Work to do> Compile every line that includes the word "prazo".

[Stored items from a collection]
--- --- ---

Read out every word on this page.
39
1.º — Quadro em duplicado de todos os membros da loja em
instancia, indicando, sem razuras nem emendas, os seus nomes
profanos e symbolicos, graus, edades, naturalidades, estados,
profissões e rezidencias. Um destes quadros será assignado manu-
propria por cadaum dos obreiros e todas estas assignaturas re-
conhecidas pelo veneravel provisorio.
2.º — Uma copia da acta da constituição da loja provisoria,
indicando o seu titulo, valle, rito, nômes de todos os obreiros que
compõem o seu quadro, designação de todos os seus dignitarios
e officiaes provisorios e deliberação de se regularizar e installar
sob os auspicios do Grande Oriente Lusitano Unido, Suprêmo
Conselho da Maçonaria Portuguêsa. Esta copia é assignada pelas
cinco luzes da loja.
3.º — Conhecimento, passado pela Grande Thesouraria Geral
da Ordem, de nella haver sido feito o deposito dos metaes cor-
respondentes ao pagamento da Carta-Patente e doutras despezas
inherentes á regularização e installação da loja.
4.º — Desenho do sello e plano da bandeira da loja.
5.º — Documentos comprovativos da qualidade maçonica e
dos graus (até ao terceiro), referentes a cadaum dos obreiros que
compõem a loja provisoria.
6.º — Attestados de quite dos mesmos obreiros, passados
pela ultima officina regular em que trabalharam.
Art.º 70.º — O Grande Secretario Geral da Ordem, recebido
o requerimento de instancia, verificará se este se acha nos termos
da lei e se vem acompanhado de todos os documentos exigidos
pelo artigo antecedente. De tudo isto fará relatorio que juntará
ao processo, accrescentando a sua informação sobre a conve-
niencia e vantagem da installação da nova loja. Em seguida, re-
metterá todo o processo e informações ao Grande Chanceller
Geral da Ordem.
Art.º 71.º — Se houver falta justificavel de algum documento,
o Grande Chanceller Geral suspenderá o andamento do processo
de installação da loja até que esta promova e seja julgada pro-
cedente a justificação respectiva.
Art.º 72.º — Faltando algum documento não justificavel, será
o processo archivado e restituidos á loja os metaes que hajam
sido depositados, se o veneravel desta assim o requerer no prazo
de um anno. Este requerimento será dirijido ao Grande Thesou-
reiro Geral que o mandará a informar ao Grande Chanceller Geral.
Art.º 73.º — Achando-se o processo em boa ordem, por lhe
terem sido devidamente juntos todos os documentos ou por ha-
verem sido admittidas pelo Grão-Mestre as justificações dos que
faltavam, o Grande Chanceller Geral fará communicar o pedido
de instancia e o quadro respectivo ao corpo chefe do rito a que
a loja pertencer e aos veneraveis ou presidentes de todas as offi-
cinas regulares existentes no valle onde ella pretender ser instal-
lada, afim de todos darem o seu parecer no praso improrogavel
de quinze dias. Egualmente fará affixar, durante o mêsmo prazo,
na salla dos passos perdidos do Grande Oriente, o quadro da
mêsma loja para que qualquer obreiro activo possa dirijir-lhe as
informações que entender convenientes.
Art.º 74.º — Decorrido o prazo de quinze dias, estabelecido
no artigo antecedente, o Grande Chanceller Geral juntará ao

--- --- ---

Task answer>
sido depositados, se o veneravel desta assim o requerer no prazo
de quinze dias. Egualmente fará affixar, durante o mêsmo prazo,
Art.º 74.º — Decorrido o prazo de quinze dias, estabelecido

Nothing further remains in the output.